- [Goal] Search the material for the word "lòng" and copy each line that holds it.

- [Exercise materials]
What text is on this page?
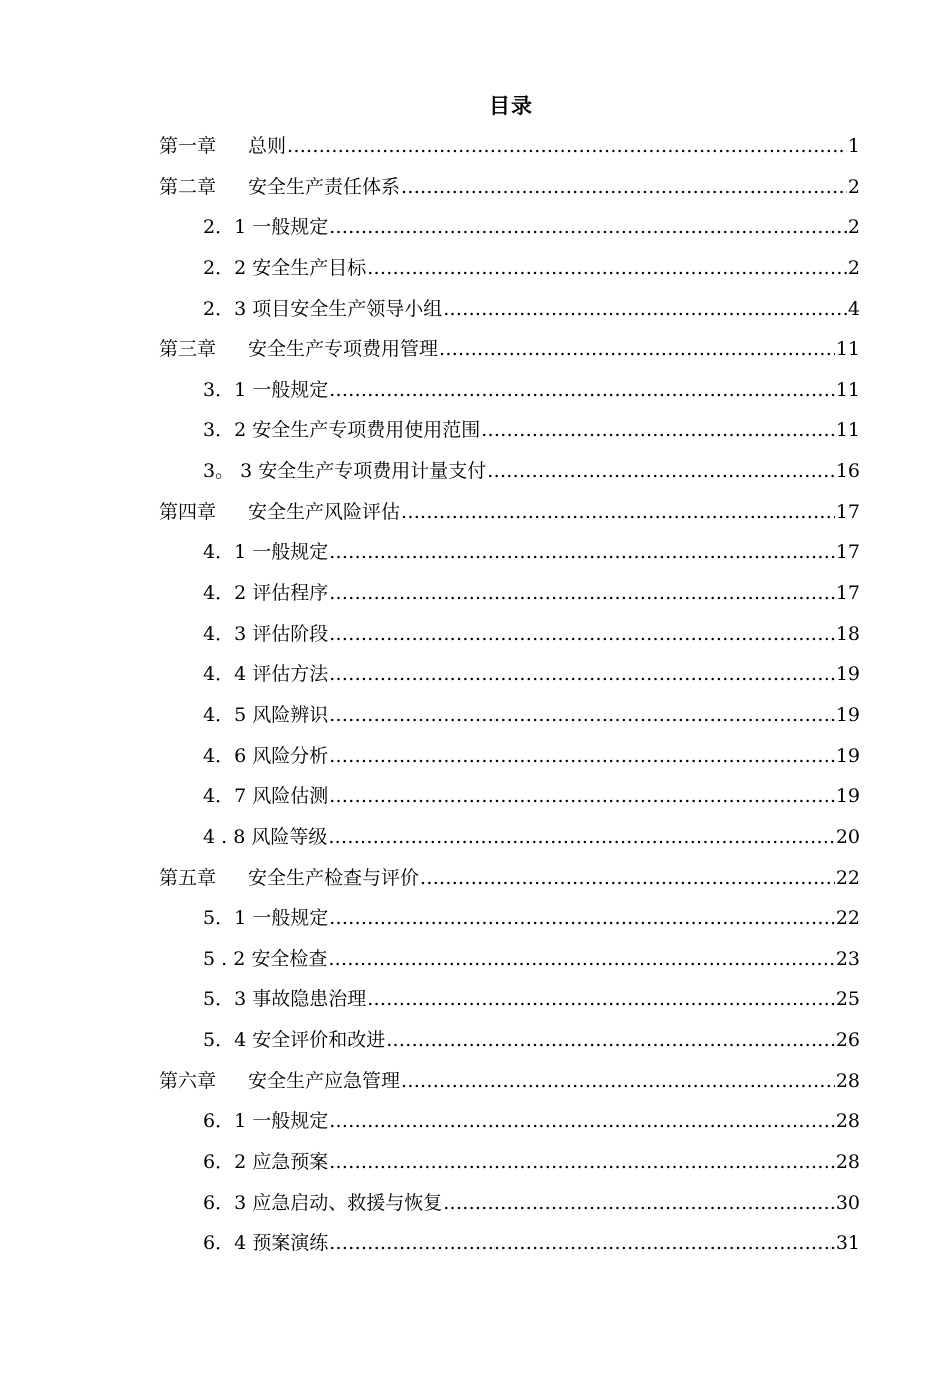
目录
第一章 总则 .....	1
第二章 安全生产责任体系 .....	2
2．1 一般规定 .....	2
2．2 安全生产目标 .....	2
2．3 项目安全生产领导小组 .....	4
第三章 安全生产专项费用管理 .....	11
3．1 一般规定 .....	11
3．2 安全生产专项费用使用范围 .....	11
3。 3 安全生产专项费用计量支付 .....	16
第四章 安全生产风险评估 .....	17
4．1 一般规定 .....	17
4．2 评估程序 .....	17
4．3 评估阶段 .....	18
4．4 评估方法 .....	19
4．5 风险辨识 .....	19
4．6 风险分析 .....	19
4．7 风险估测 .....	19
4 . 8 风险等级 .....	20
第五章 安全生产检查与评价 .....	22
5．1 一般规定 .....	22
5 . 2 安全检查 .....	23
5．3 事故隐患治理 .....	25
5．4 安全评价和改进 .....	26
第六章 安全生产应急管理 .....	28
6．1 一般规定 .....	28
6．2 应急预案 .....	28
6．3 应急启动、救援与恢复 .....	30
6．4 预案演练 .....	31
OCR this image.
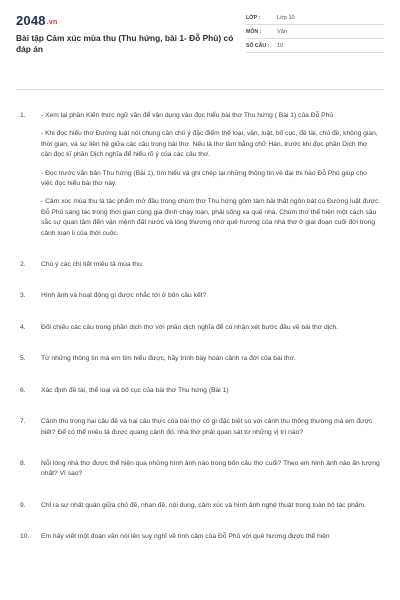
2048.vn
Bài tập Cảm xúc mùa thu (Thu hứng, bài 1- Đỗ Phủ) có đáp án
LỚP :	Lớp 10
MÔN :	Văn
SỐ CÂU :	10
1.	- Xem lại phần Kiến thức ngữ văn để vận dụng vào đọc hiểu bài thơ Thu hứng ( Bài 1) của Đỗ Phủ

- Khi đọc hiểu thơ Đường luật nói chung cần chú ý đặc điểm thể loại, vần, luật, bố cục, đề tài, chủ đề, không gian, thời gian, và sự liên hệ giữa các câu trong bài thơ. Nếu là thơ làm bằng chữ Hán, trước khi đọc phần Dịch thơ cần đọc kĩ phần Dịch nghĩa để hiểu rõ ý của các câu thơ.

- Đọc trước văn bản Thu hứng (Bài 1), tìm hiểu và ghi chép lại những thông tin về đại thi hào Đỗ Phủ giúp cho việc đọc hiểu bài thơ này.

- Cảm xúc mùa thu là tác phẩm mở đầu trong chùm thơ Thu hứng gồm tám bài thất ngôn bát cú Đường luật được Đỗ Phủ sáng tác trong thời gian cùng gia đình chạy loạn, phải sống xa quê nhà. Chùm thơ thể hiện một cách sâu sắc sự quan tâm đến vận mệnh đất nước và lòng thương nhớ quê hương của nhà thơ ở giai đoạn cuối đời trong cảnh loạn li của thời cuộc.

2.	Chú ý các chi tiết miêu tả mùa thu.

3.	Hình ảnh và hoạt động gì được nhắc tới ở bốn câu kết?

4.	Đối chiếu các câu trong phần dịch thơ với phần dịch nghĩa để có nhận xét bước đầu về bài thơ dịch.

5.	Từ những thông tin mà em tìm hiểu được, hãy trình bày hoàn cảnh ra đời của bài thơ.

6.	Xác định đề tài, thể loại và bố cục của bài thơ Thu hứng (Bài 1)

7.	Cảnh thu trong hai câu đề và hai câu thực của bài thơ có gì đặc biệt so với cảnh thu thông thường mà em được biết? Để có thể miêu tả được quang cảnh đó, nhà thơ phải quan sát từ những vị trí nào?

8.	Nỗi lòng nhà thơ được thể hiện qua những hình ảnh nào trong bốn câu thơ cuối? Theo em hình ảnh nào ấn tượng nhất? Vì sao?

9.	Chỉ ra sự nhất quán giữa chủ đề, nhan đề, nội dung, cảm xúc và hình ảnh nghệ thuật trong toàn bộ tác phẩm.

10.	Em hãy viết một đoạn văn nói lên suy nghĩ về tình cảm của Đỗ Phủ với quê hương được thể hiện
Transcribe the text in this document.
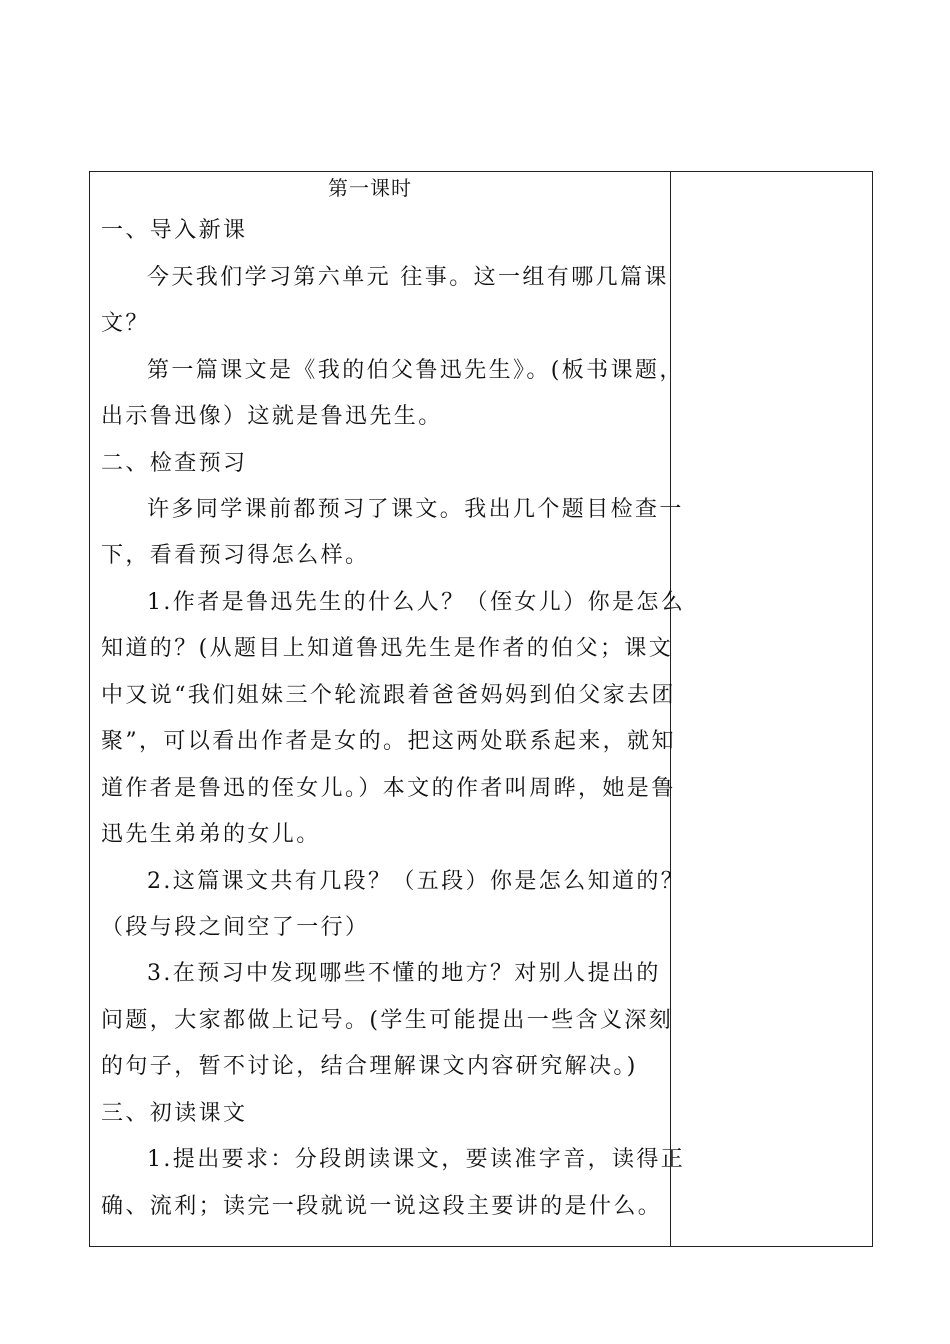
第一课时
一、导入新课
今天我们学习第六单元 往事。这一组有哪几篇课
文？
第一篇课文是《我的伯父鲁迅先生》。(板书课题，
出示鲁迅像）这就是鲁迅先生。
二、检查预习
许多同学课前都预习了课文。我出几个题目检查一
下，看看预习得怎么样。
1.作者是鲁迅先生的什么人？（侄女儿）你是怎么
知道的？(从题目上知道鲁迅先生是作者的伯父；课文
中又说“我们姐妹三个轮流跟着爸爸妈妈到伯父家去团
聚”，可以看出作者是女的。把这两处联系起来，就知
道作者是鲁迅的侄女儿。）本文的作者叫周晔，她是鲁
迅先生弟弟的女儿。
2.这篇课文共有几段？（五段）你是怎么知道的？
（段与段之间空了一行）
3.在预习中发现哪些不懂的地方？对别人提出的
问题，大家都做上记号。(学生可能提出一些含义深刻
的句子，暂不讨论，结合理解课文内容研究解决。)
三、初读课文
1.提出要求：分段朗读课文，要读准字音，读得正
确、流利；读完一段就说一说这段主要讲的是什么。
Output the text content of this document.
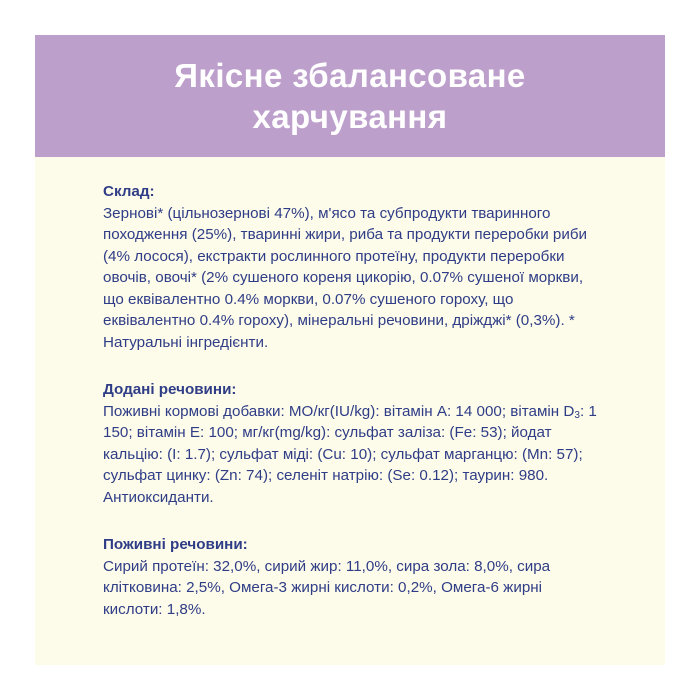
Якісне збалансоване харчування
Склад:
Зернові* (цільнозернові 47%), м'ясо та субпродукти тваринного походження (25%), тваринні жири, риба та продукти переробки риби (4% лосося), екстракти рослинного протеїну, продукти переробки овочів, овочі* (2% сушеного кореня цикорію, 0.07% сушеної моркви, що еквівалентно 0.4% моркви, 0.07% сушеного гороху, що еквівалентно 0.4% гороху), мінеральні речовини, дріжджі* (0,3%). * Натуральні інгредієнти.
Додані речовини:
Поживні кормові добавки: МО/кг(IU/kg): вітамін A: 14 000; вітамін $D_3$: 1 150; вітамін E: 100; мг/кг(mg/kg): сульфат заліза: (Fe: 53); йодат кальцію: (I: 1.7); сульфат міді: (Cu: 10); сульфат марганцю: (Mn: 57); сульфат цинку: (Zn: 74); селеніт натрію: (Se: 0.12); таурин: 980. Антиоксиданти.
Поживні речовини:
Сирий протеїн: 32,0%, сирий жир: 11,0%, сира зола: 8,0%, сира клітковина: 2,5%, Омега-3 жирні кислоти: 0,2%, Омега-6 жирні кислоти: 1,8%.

- [Solution to this problem]
- Cảm xúc mùa thu là tác phẩm mở đầu trong chùm thơ Thu hứng gồm tám bài thất ngôn bát cú Đường luật được Đỗ Phủ sáng tác trong thời gian cùng gia đình chạy loạn, phải sống xa quê nhà. Chùm thơ thể hiện một cách sâu sắc sự quan tâm đến vận mệnh đất nước và lòng thương nhớ quê hương của nhà thơ ở giai đoạn cuối đời trong cảnh loạn li của thời cuộc.
8.	Nỗi lòng nhà thơ được thể hiện qua những hình ảnh nào trong bốn câu thơ cuối? Theo em hình ảnh nào ấn tượng nhất? Vì sao?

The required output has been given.